_EXERCISE:_ Transcribe the listing verbatim. Do not carry over any pictures.

[Stored entries]

▼▼▼

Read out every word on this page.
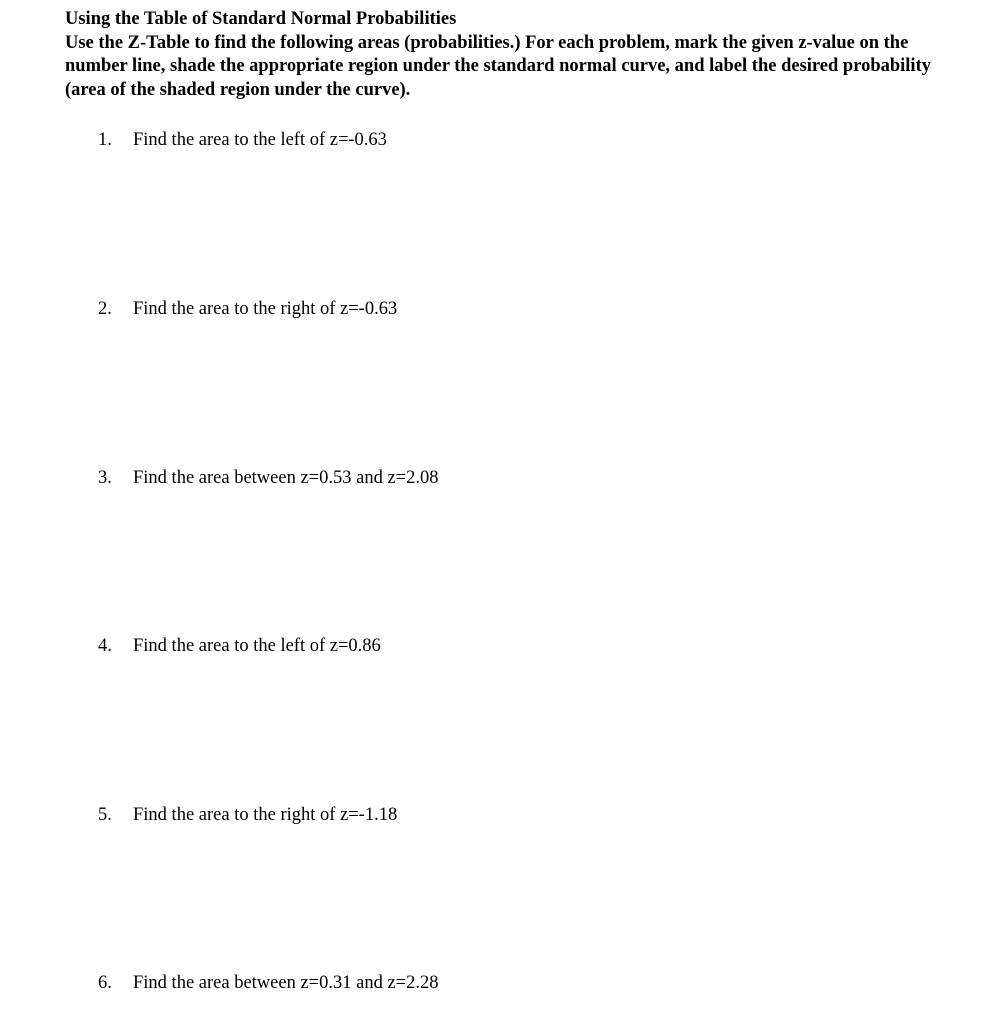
Using the Table of Standard Normal Probabilities
Use the Z-Table to find the following areas (probabilities.) For each problem, mark the given z-value on the number line, shade the appropriate region under the standard normal curve, and label the desired probability (area of the shaded region under the curve).
1. Find the area to the left of z=-0.63
2. Find the area to the right of z=-0.63
3. Find the area between z=0.53 and z=2.08
4. Find the area to the left of z=0.86
5. Find the area to the right of z=-1.18
6. Find the area between z=0.31 and z=2.28
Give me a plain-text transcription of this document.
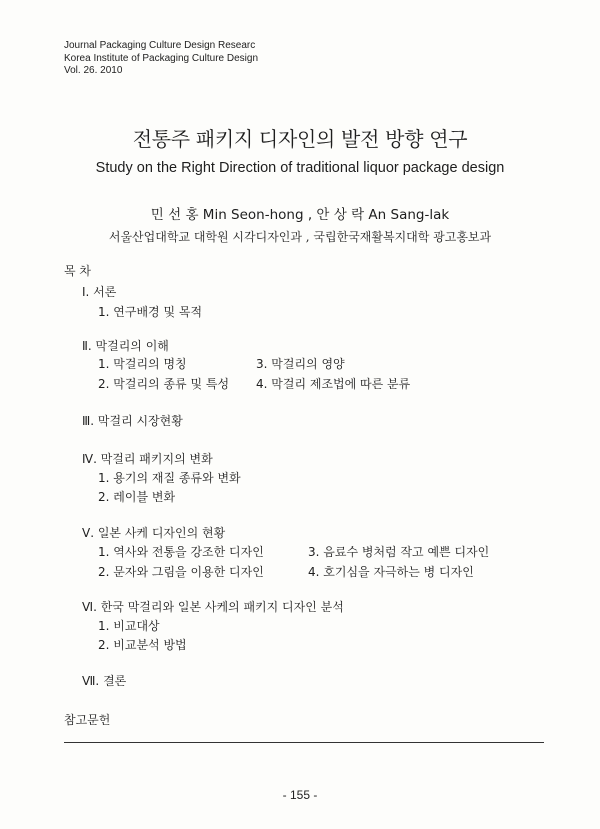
Journal Packaging Culture Design Researc
Korea Institute of Packaging Culture Design
Vol. 26. 2010
전통주 패키지 디자인의 발전 방향 연구
Study on the Right Direction of traditional liquor package design
민 선 홍 Min Seon-hong , 안 상 락 An Sang-lak
서울산업대학교 대학원 시각디자인과 , 국립한국재활복지대학 광고홍보과
목 차
Ⅰ. 서론
1. 연구배경 및 목적
Ⅱ. 막걸리의 이해
1. 막걸리의 명칭
2. 막걸리의 종류 및 특성
3. 막걸리의 영양
4. 막걸리 제조법에 따른 분류
Ⅲ. 막걸리 시장현황
Ⅳ. 막걸리 패키지의 변화
1. 용기의 재질 종류와 변화
2. 레이블 변화
Ⅴ. 일본 사케 디자인의 현황
1. 역사와 전통을 강조한 디자인
2. 문자와 그림을 이용한 디자인
3. 음료수 병처럼 작고 예쁜 디자인
4. 호기심을 자극하는 병 디자인
Ⅵ. 한국 막걸리와 일본 사케의 패키지 디자인 분석
1. 비교대상
2. 비교분석 방법
Ⅶ. 결론
참고문헌
- 155 -
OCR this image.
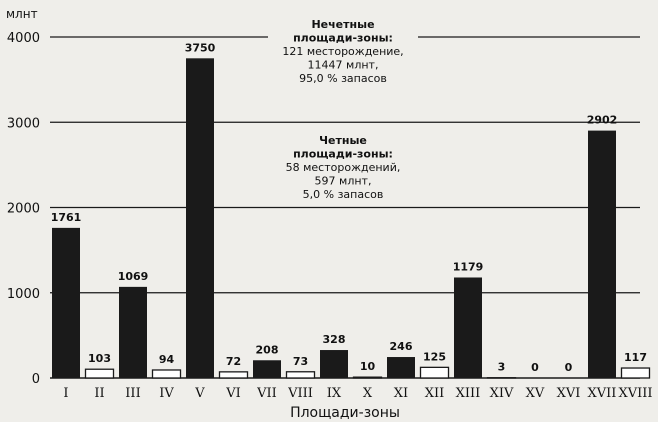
0
1000
2000
3000
4000
млнт
Нечетные
площади-зоны:
121 месторождение,
11447 млнт,
95,0 % запасов
Четные
площади-зоны:
58 месторождений,
597 млнт,
5,0 % запасов
1761
I
103
II
1069
III
94
IV
3750
V
72
VI
208
VII
73
VIII
328
IX
10
X
246
XI
125
XII
1179
XIII
3
XIV
0
XV
0
XVI
2902
XVII
117
XVIII
Площади-зоны
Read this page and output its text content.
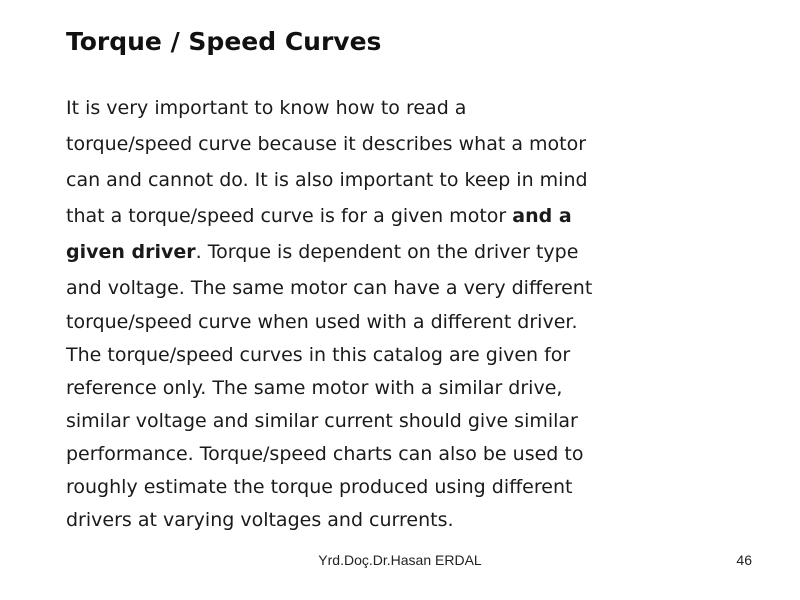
Torque / Speed Curves
It is very important to know how to read a
torque/speed curve because it describes what a motor
can and cannot do. It is also important to keep in mind
that a torque/speed curve is for a given motor and a
given driver. Torque is dependent on the driver type
and voltage. The same motor can have a very different
torque/speed curve when used with a different driver.
The torque/speed curves in this catalog are given for
reference only. The same motor with a similar drive,
similar voltage and similar current should give similar
performance. Torque/speed charts can also be used to
roughly estimate the torque produced using different
drivers at varying voltages and currents.
Yrd.Doç.Dr.Hasan ERDAL	46
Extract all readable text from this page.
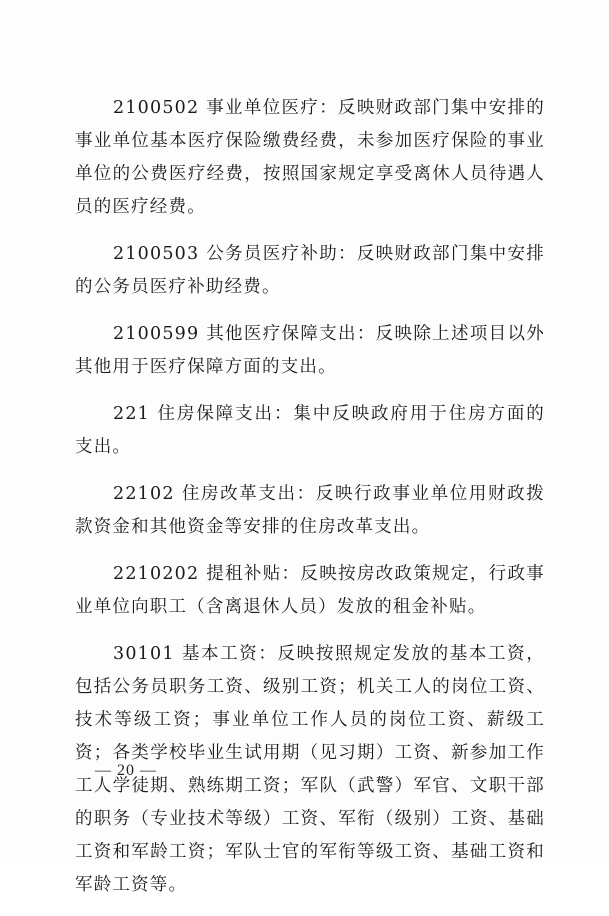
2100502 事业单位医疗：反映财政部门集中安排的事业单位基本医疗保险缴费经费，未参加医疗保险的事业单位的公费医疗经费，按照国家规定享受离休人员待遇人员的医疗经费。

2100503 公务员医疗补助：反映财政部门集中安排的公务员医疗补助经费。

2100599 其他医疗保障支出：反映除上述项目以外其他用于医疗保障方面的支出。

221 住房保障支出：集中反映政府用于住房方面的支出。

22102 住房改革支出：反映行政事业单位用财政拨款资金和其他资金等安排的住房改革支出。

2210202 提租补贴：反映按房改政策规定，行政事业单位向职工（含离退休人员）发放的租金补贴。

30101 基本工资：反映按照规定发放的基本工资，包括公务员职务工资、级别工资；机关工人的岗位工资、技术等级工资；事业单位工作人员的岗位工资、薪级工资；各类学校毕业生试用期（见习期）工资、新参加工作工人学徒期、熟练期工资；军队（武警）军官、文职干部的职务（专业技术等级）工资、军衔（级别）工资、基础工资和军龄工资；军队士官的军衔等级工资、基础工资和军龄工资等。

— 20 —
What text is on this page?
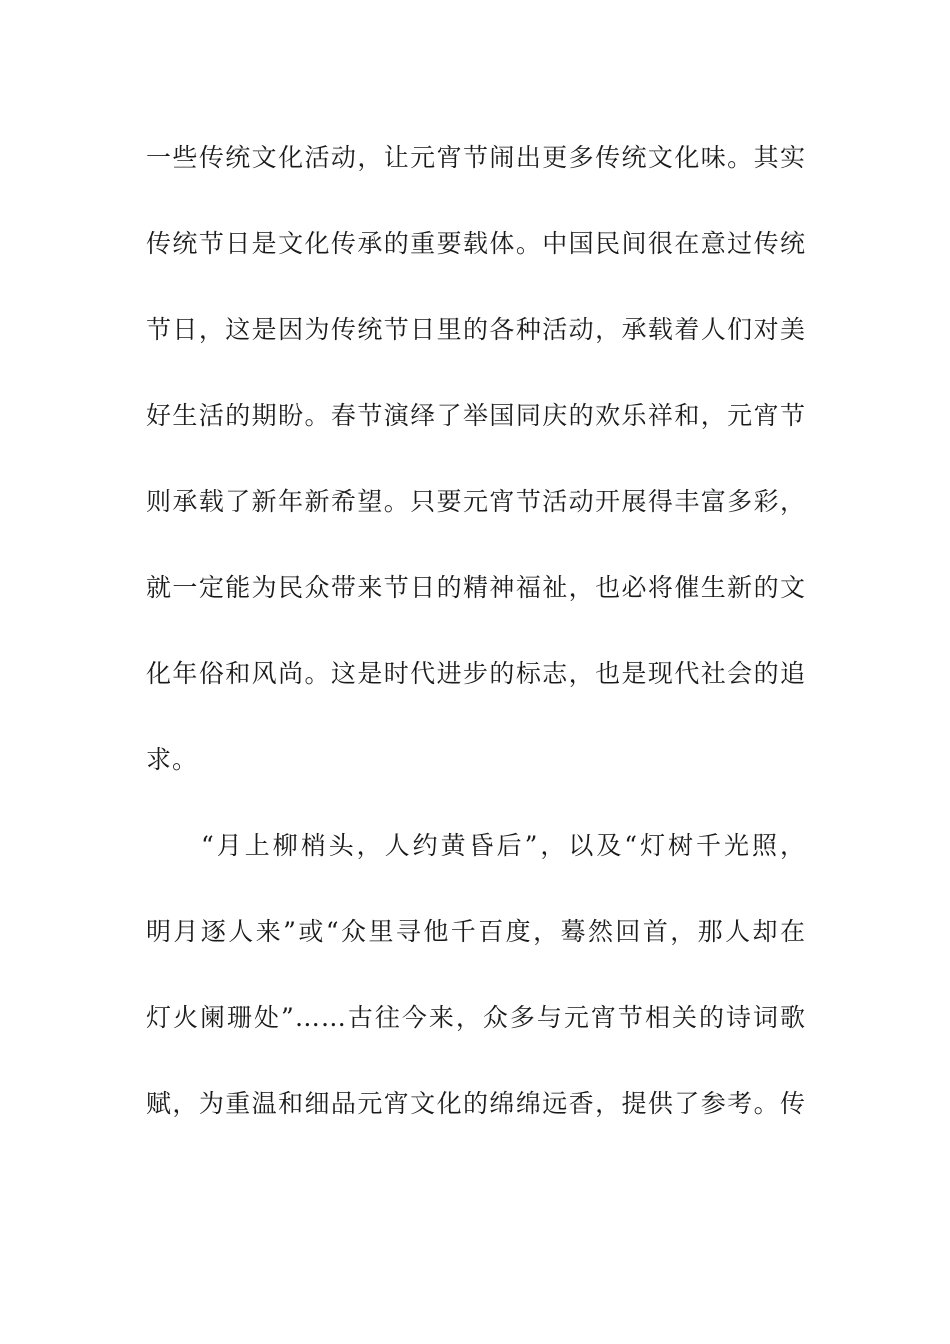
一些传统文化活动，让元宵节闹出更多传统文化味。其实
传统节日是文化传承的重要载体。中国民间很在意过传统
节日，这是因为传统节日里的各种活动，承载着人们对美
好生活的期盼。春节演绎了举国同庆的欢乐祥和，元宵节
则承载了新年新希望。只要元宵节活动开展得丰富多彩，
就一定能为民众带来节日的精神福祉，也必将催生新的文
化年俗和风尚。这是时代进步的标志，也是现代社会的追
求。
“月上柳梢头，人约黄昏后”，以及“灯树千光照，
明月逐人来”或“众里寻他千百度，蓦然回首，那人却在
灯火阑珊处”……古往今来，众多与元宵节相关的诗词歌
赋，为重温和细品元宵文化的绵绵远香，提供了参考。传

▲▲▲

_TASK SOLUTION:_
Read out every word on this page.
Using the Table of Standard Normal Probabilities
Use the Z-Table to find the following areas (probabilities.) For each problem, mark the given z-value on the number line, shade the appropriate region under the standard normal curve, and label the desired probability (area of the shaded region under the curve).
1. Find the area to the left of z=-0.63
2. Find the area to the right of z=-0.63
3. Find the area between z=0.53 and z=2.08
4. Find the area to the left of z=0.86
5. Find the area to the right of z=-1.18
6. Find the area between z=0.31 and z=2.28
Give me a plain-text transcription of this document.
Journal Packaging Culture Design Researc
Korea Institute of Packaging Culture Design
Vol. 26. 2010
전통주 패키지 디자인의 발전 방향 연구
Study on the Right Direction of traditional liquor package design
민 선 홍 Min Seon-hong , 안 상 락 An Sang-lak
서울산업대학교 대학원 시각디자인과 , 국립한국재활복지대학 광고홍보과
목 차
Ⅰ. 서론
1. 연구배경 및 목적
Ⅱ. 막걸리의 이해
1. 막걸리의 명칭
2. 막걸리의 종류 및 특성
3. 막걸리의 영양
4. 막걸리 제조법에 따른 분류
Ⅲ. 막걸리 시장현황
Ⅳ. 막걸리 패키지의 변화
1. 용기의 재질 종류와 변화
2. 레이블 변화
Ⅴ. 일본 사케 디자인의 현황
1. 역사와 전통을 강조한 디자인
2. 문자와 그림을 이용한 디자인
3. 음료수 병처럼 작고 예쁜 디자인
4. 호기심을 자극하는 병 디자인
Ⅵ. 한국 막걸리와 일본 사케의 패키지 디자인 분석
1. 비교대상
2. 비교분석 방법
Ⅶ. 결론
참고문헌
- 155 -
OCR this image.
0
1000
2000
3000
4000
млнт
Нечетные
площади-зоны:
121 месторождение,
11447 млнт,
95,0 % запасов
Четные
площади-зоны:
58 месторождений,
597 млнт,
5,0 % запасов
1761
I
103
II
1069
III
94
IV
3750
V
72
VI
208
VII
73
VIII
328
IX
10
X
246
XI
125
XII
1179
XIII
3
XIV
0
XV
0
XVI
2902
XVII
117
XVIII
Площади-зоны
Read this page and output its text content.
Torque / Speed Curves
It is very important to know how to read a
torque/speed curve because it describes what a motor
can and cannot do. It is also important to keep in mind
that a torque/speed curve is for a given motor and a
given driver. Torque is dependent on the driver type
and voltage. The same motor can have a very different
torque/speed curve when used with a different driver.
The torque/speed curves in this catalog are given for
reference only. The same motor with a similar drive,
similar voltage and similar current should give similar
performance. Torque/speed charts can also be used to
roughly estimate the torque produced using different
drivers at varying voltages and currents.
Yrd.Doç.Dr.Hasan ERDAL	46
Extract all readable text from this page.
2100502 事业单位医疗：反映财政部门集中安排的事业单位基本医疗保险缴费经费，未参加医疗保险的事业单位的公费医疗经费，按照国家规定享受离休人员待遇人员的医疗经费。

2100503 公务员医疗补助：反映财政部门集中安排的公务员医疗补助经费。

2100599 其他医疗保障支出：反映除上述项目以外其他用于医疗保障方面的支出。

221 住房保障支出：集中反映政府用于住房方面的支出。

22102 住房改革支出：反映行政事业单位用财政拨款资金和其他资金等安排的住房改革支出。

2210202 提租补贴：反映按房改政策规定，行政事业单位向职工（含离退休人员）发放的租金补贴。

30101 基本工资：反映按照规定发放的基本工资，包括公务员职务工资、级别工资；机关工人的岗位工资、技术等级工资；事业单位工作人员的岗位工资、薪级工资；各类学校毕业生试用期（见习期）工资、新参加工作工人学徒期、熟练期工资；军队（武警）军官、文职干部的职务（专业技术等级）工资、军衔（级别）工资、基础工资和军龄工资；军队士官的军衔等级工资、基础工资和军龄工资等。

— 20 —
What text is on this page?
一些传统文化活动，让元宵节闹出更多传统文化味。其实
传统节日是文化传承的重要载体。中国民间很在意过传统
节日，这是因为传统节日里的各种活动，承载着人们对美
好生活的期盼。春节演绎了举国同庆的欢乐祥和，元宵节
则承载了新年新希望。只要元宵节活动开展得丰富多彩，
就一定能为民众带来节日的精神福祉，也必将催生新的文
化年俗和风尚。这是时代进步的标志，也是现代社会的追
求。
“月上柳梢头，人约黄昏后”，以及“灯树千光照，
明月逐人来”或“众里寻他千百度，蓦然回首，那人却在
灯火阑珊处”……古往今来，众多与元宵节相关的诗词歌
赋，为重温和细品元宵文化的绵绵远香，提供了参考。传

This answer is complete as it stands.